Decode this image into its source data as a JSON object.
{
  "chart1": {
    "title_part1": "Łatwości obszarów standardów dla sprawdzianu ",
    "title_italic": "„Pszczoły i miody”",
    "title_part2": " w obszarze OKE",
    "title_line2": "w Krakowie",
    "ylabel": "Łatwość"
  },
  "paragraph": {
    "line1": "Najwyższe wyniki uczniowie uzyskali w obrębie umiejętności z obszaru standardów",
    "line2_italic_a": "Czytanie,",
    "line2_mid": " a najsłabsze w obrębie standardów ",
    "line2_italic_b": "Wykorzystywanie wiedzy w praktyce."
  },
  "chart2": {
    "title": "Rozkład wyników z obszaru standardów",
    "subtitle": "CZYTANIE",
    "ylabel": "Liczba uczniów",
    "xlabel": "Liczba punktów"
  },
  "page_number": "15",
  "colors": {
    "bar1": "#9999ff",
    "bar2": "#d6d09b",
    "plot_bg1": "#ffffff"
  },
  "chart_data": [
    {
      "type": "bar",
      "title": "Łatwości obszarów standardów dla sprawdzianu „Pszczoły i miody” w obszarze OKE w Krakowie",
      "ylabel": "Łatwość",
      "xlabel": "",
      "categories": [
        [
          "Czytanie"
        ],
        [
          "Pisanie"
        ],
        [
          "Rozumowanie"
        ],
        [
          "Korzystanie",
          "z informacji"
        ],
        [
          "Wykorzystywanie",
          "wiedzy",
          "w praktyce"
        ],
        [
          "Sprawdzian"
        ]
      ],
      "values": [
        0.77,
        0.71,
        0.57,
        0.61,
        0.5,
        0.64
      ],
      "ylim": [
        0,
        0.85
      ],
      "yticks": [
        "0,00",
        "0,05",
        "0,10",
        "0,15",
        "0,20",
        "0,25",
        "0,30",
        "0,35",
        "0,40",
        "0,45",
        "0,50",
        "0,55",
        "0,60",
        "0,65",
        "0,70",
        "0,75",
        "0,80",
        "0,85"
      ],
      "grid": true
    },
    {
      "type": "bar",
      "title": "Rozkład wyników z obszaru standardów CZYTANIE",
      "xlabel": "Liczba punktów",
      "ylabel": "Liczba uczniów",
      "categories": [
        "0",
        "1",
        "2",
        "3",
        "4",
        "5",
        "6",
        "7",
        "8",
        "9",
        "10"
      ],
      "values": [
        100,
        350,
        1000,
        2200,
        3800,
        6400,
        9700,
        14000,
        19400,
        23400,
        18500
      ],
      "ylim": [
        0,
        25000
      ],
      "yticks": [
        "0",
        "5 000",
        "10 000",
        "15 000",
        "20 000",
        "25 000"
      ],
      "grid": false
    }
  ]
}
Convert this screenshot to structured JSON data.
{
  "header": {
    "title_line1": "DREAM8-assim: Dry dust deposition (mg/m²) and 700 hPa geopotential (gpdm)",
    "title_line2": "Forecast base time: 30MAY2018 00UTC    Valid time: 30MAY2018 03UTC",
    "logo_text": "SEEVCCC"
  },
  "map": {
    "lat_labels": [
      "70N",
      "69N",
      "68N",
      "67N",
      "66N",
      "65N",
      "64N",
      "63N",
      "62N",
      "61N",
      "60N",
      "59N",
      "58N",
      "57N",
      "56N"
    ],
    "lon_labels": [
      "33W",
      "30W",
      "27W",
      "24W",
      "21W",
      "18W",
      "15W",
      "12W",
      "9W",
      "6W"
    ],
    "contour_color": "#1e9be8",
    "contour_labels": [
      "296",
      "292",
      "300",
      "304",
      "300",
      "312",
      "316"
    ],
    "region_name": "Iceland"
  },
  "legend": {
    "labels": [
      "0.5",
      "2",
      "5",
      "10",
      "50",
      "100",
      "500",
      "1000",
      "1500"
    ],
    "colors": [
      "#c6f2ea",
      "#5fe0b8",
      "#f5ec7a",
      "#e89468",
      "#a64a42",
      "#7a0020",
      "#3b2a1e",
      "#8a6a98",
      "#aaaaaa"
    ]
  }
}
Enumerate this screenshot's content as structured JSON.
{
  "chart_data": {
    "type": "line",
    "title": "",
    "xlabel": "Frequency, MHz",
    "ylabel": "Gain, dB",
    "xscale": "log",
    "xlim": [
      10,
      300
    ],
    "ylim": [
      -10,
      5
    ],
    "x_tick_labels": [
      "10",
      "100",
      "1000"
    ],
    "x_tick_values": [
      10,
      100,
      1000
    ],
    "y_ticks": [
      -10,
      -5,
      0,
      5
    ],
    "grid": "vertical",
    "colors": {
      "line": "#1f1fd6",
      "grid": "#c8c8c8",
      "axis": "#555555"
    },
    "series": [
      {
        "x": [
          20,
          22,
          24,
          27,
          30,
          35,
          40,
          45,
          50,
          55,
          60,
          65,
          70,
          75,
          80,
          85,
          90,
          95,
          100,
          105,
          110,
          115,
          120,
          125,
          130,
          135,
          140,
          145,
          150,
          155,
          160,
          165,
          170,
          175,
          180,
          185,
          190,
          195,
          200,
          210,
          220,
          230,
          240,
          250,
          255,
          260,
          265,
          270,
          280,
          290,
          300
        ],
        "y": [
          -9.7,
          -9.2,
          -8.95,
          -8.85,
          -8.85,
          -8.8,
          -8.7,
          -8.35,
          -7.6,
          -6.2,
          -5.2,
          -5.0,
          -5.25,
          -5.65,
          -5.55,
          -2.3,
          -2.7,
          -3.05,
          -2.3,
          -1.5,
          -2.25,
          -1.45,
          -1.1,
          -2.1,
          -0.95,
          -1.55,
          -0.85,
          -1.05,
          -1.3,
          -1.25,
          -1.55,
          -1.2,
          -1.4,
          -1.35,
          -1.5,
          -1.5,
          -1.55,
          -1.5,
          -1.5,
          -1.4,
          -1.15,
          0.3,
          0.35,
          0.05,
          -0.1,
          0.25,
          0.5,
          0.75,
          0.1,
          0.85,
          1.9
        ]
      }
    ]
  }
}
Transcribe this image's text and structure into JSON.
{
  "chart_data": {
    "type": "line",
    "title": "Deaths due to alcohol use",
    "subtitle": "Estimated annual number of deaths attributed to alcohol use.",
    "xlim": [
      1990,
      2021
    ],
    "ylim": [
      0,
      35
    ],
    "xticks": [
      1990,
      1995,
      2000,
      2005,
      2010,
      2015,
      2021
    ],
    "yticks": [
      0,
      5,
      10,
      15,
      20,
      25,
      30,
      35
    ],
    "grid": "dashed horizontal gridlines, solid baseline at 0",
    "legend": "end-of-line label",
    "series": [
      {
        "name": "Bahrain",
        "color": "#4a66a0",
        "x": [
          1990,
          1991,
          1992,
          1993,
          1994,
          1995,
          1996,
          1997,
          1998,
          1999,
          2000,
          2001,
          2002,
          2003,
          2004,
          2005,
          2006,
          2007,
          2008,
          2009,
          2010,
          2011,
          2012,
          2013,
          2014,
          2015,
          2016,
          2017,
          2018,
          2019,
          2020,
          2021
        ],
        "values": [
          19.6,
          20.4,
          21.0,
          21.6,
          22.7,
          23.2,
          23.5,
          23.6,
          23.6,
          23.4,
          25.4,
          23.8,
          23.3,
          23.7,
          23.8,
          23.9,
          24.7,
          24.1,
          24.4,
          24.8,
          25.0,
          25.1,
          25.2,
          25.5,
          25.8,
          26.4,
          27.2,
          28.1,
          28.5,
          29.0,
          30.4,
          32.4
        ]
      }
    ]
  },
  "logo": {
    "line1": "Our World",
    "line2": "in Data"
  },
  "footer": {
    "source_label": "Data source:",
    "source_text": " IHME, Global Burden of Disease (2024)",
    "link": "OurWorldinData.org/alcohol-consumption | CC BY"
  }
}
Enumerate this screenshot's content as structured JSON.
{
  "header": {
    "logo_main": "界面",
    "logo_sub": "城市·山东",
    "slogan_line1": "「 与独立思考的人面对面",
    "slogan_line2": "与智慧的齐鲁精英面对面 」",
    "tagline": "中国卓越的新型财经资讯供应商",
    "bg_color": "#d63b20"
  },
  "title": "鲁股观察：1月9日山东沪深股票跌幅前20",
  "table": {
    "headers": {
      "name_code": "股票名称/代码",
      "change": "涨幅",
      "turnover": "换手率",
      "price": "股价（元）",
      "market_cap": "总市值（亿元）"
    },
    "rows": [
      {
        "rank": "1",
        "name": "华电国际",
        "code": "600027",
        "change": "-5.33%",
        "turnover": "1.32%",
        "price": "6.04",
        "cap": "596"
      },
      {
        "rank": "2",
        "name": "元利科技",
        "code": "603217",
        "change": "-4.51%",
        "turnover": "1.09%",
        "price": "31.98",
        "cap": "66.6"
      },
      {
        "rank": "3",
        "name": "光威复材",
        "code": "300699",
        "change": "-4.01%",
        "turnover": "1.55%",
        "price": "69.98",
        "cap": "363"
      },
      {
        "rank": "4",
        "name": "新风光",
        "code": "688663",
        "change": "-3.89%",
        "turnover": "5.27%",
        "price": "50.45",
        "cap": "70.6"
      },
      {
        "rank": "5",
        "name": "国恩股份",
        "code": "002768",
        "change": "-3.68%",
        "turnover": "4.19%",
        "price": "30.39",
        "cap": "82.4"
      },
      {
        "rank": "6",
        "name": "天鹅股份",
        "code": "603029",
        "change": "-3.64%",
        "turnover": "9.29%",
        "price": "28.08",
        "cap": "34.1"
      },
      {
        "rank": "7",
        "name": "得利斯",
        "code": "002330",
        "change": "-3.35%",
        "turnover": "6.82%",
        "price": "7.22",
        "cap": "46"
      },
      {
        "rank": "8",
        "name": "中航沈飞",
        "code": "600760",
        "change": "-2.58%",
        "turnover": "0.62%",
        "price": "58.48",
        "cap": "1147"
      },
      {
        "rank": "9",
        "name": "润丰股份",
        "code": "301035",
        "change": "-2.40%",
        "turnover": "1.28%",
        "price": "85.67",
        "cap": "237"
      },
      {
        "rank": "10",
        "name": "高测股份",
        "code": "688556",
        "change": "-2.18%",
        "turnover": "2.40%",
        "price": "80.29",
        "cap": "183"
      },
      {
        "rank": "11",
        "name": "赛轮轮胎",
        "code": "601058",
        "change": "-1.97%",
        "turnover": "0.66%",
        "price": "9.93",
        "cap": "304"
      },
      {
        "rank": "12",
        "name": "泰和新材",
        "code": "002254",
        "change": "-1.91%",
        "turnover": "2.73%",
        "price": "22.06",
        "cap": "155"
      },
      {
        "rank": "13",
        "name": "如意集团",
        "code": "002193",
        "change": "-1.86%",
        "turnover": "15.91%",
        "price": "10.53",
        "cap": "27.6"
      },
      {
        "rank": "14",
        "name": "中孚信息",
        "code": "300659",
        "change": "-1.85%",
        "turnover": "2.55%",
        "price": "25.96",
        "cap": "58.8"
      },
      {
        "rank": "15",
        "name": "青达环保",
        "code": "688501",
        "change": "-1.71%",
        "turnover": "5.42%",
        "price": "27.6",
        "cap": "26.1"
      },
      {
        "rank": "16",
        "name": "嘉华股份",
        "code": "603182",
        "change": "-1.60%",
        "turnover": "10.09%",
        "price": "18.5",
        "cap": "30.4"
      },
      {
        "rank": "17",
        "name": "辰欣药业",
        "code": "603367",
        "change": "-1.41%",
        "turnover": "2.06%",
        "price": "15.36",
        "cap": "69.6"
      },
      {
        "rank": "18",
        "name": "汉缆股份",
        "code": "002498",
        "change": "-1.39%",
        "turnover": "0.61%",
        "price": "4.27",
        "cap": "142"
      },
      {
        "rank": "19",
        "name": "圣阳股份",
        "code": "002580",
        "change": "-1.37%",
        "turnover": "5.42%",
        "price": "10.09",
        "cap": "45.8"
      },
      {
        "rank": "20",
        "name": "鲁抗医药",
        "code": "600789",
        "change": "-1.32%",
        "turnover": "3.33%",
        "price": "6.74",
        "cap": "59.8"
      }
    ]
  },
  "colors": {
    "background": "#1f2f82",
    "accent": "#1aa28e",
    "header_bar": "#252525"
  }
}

(Brief): Copy and report every line where the word "wiedzy" is present.

(Task output):
    "line2_italic_b": "Wykorzystywanie wiedzy w praktyce."
          "wiedzy",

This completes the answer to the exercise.